:: AIM ::
Wherever the word "this" appears in the entries, copy the whole line.

________________________________________

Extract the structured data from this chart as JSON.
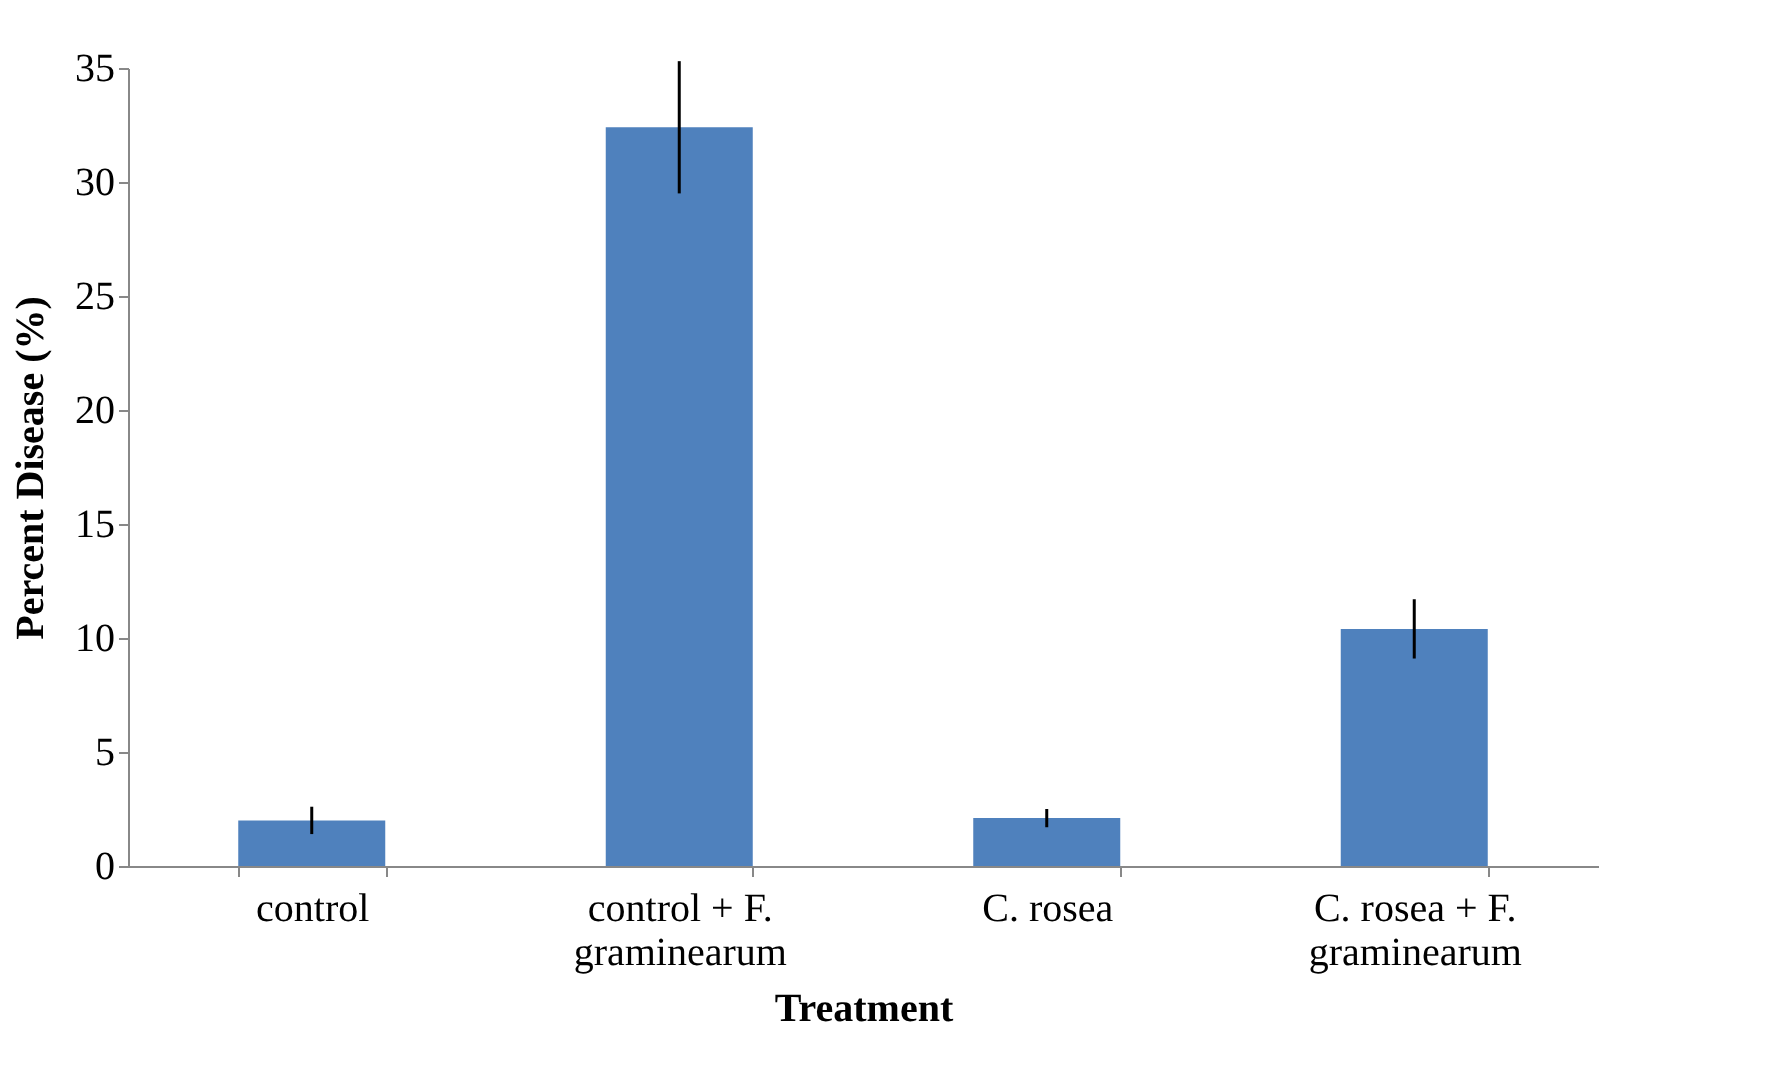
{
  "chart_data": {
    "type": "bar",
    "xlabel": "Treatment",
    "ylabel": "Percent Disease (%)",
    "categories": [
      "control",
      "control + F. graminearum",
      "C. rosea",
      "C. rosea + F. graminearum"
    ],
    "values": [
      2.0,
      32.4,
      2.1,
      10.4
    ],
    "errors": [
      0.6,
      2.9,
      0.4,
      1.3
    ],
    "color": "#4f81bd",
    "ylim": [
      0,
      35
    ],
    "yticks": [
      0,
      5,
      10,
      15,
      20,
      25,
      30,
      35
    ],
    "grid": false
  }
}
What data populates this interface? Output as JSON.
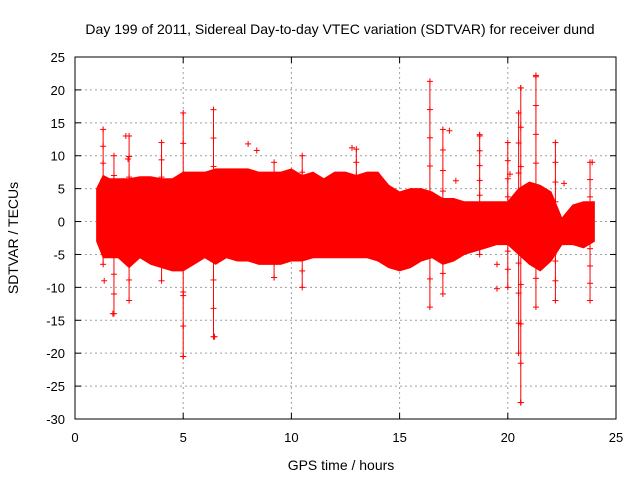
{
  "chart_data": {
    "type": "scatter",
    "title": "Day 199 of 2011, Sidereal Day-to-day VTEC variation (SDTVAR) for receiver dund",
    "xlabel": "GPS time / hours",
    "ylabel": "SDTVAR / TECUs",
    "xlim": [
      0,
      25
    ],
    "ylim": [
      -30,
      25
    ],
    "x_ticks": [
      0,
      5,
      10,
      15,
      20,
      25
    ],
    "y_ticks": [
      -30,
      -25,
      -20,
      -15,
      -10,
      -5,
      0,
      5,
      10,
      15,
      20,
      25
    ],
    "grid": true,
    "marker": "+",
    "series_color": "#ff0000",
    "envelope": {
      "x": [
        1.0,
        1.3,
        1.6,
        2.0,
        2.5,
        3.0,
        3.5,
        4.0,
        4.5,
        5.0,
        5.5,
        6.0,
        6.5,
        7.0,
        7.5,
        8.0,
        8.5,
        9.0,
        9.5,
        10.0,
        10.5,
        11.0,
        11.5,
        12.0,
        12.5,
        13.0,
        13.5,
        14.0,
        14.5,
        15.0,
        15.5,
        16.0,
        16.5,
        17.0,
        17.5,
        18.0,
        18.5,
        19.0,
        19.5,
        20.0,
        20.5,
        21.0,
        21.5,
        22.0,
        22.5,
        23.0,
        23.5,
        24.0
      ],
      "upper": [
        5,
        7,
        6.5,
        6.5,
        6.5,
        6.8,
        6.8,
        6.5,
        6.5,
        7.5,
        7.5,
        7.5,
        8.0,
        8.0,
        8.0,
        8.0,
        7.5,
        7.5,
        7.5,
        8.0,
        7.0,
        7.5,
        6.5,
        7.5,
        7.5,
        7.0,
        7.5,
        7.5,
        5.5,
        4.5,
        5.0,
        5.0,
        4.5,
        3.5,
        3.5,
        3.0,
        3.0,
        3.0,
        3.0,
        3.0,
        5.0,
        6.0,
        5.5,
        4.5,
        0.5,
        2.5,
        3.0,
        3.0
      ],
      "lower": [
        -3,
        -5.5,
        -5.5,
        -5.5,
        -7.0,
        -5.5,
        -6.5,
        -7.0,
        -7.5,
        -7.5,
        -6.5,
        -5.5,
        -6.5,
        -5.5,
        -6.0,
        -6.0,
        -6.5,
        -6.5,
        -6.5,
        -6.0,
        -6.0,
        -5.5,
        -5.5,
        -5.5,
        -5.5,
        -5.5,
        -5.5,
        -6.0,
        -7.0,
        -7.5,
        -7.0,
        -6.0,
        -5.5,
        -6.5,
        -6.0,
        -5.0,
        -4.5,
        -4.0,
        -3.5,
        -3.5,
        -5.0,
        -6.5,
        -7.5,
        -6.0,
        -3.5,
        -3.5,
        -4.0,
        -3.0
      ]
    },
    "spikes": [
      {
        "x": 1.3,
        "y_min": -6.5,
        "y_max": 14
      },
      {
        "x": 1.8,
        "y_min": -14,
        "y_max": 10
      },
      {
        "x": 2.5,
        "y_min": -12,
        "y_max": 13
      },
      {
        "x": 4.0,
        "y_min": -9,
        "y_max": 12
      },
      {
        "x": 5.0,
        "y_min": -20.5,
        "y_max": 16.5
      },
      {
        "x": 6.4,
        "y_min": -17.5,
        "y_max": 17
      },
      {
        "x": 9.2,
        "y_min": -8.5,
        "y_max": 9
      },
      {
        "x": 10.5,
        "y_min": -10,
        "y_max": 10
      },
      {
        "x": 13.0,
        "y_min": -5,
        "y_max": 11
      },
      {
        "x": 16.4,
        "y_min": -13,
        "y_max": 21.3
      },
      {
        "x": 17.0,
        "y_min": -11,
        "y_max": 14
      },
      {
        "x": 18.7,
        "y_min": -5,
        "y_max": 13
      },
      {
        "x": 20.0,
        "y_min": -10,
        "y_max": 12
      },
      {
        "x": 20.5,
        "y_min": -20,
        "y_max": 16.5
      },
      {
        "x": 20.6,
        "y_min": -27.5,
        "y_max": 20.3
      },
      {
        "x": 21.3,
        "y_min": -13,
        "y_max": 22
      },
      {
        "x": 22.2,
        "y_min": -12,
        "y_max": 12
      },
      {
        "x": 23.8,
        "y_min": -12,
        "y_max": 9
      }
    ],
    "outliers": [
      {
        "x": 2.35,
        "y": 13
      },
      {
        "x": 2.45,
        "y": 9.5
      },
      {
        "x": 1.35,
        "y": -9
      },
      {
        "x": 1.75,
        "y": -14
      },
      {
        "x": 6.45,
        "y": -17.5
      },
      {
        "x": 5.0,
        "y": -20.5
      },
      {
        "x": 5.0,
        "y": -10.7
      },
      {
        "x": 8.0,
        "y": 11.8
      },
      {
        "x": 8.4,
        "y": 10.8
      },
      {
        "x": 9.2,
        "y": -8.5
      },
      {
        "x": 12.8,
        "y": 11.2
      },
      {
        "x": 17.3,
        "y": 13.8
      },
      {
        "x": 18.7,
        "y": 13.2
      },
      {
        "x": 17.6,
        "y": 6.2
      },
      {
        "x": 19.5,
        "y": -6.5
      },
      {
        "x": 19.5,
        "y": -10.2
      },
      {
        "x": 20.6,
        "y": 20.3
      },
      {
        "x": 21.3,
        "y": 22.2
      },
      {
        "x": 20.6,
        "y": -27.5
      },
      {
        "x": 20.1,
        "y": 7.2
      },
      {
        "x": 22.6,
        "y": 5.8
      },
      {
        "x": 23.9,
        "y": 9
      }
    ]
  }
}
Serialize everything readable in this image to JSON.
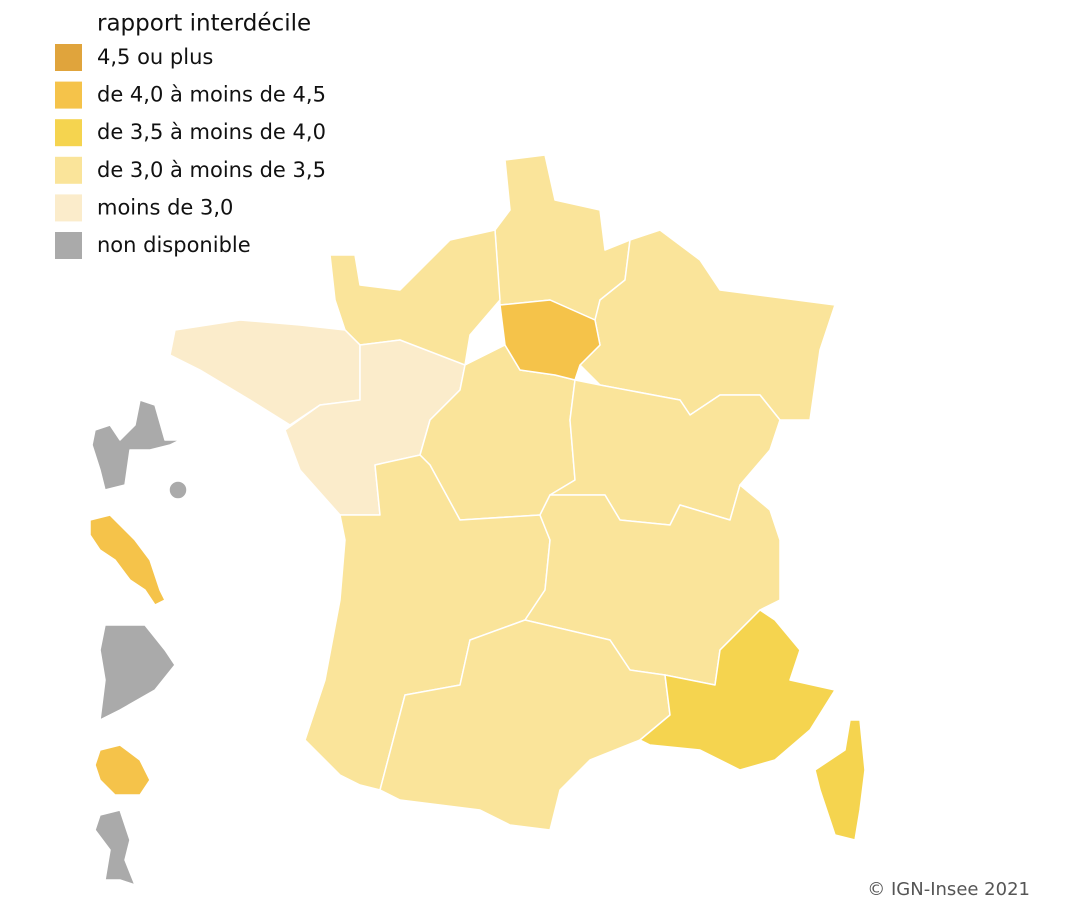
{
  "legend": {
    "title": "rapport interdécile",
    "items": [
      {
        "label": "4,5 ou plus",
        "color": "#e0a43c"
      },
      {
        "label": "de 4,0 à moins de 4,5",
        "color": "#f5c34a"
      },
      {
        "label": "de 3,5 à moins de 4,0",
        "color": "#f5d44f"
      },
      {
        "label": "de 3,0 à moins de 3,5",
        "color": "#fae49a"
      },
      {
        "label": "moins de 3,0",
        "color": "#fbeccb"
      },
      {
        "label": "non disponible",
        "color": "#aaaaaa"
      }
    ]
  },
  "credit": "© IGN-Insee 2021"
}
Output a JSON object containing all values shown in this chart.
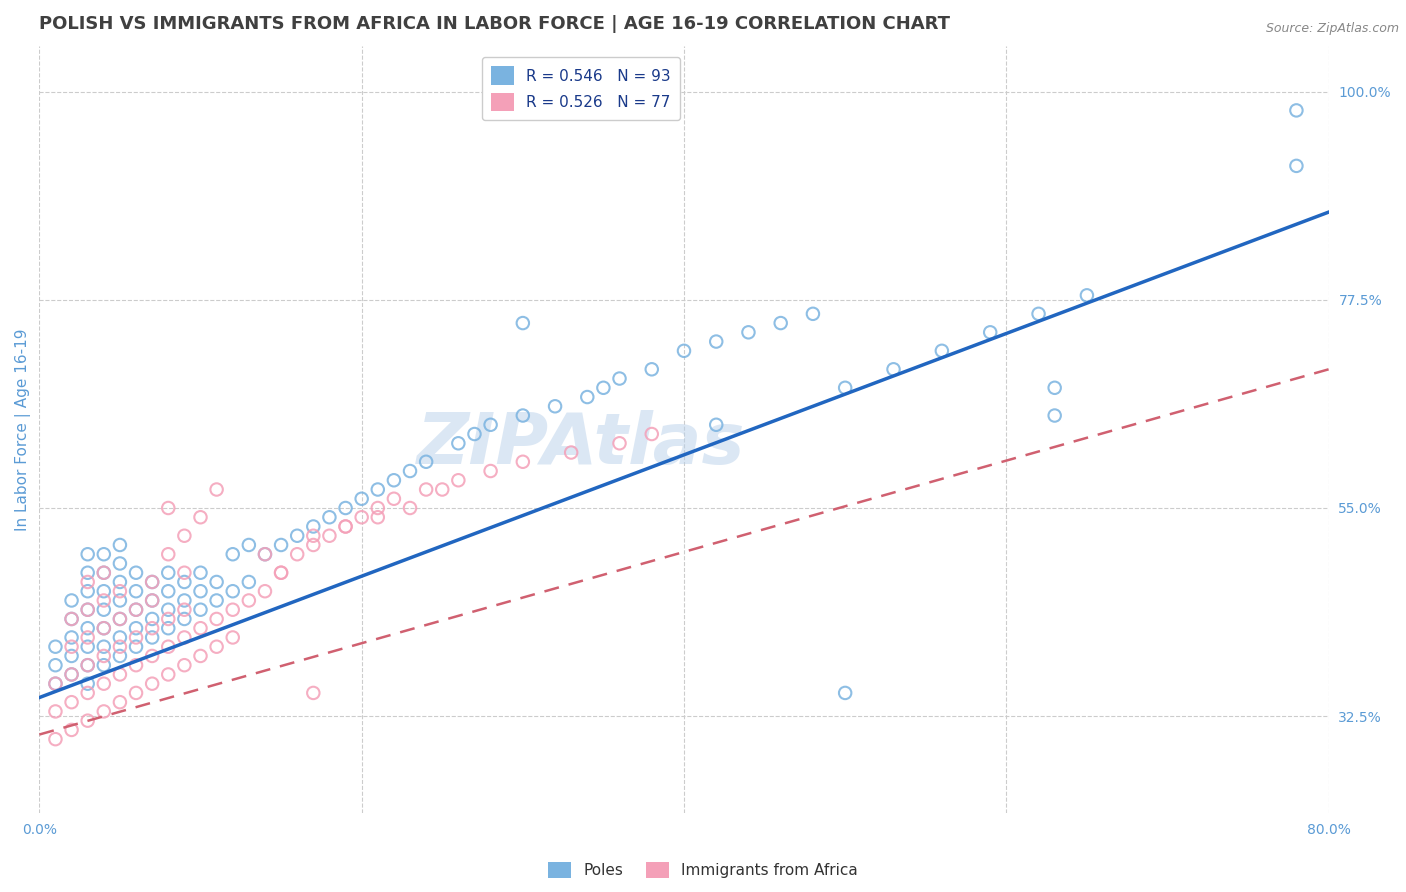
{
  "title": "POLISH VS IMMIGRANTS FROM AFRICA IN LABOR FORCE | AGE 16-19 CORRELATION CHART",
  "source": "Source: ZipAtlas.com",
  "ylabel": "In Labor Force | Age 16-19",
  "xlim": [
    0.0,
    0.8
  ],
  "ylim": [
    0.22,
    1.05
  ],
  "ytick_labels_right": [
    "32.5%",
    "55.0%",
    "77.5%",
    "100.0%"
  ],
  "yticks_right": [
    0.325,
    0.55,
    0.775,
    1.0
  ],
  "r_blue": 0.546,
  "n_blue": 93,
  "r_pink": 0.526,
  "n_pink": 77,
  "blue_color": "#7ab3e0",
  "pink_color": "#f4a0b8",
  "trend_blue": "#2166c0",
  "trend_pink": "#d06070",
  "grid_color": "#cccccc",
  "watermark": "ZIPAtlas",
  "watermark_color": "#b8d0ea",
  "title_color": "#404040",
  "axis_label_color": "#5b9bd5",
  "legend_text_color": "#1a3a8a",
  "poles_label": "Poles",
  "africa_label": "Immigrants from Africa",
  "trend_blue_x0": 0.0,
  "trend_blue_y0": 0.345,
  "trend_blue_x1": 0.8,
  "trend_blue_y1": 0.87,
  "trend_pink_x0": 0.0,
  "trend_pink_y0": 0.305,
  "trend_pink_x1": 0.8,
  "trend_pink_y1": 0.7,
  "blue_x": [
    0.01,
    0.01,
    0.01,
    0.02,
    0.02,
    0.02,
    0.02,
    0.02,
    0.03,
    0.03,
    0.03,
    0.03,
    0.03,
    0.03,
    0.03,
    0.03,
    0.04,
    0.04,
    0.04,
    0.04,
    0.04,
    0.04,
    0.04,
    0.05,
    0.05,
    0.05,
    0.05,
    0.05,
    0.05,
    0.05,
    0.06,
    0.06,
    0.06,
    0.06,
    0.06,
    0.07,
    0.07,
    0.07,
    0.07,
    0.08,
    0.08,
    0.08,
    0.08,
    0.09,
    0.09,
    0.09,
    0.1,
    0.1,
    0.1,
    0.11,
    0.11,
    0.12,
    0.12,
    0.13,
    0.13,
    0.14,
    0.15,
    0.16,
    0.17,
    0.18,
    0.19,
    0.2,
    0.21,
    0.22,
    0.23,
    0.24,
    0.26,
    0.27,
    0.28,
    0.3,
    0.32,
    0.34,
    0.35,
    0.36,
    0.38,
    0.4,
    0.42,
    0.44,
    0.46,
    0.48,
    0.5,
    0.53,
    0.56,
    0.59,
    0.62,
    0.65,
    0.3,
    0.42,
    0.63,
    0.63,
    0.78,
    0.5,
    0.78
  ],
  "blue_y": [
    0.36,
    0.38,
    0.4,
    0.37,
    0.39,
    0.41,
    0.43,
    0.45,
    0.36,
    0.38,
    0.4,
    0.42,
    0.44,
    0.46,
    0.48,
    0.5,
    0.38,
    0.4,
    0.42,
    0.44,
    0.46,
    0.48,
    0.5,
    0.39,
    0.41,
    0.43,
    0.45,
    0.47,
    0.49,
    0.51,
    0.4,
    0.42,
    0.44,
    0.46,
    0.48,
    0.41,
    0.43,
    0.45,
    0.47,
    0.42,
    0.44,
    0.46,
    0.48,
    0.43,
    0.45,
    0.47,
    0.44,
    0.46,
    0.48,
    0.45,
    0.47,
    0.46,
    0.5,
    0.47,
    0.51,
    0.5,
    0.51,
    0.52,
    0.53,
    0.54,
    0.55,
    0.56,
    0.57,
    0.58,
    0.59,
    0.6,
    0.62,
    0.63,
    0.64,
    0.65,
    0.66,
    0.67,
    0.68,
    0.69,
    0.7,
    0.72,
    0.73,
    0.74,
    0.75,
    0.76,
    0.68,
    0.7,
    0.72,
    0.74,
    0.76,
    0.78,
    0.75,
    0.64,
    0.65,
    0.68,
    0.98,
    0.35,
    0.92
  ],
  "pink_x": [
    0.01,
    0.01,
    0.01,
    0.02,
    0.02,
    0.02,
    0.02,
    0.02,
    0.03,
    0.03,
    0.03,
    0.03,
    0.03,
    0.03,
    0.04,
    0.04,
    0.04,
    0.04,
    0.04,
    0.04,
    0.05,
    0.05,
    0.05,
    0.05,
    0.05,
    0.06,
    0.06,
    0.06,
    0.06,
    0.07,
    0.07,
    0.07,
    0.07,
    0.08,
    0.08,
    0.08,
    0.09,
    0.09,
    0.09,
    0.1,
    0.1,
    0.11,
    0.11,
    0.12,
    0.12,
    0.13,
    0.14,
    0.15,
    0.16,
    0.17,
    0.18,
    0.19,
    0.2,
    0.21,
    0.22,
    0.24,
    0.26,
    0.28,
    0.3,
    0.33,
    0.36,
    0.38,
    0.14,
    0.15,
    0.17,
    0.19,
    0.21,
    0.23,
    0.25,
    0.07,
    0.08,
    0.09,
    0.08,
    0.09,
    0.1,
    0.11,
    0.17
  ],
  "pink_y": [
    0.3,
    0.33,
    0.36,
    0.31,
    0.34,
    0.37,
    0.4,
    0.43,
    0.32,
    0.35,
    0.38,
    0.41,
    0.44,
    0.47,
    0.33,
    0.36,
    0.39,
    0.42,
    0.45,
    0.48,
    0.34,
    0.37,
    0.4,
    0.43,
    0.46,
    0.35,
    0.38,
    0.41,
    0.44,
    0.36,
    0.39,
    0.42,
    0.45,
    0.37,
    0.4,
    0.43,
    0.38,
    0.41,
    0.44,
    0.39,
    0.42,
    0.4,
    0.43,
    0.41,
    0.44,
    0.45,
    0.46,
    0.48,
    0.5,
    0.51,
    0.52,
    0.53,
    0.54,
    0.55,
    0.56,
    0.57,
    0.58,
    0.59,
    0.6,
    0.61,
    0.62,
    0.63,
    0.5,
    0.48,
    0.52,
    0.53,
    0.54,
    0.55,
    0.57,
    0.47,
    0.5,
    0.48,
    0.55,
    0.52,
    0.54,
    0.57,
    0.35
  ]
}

________________________________________

:: EXERCISE RESPONSE ::
Extract the structured data from this chart as JSON.
What data populates this interface? Output as JSON.
Serialize everything readable in this image to JSON.
Output a JSON object containing all values shown in this chart.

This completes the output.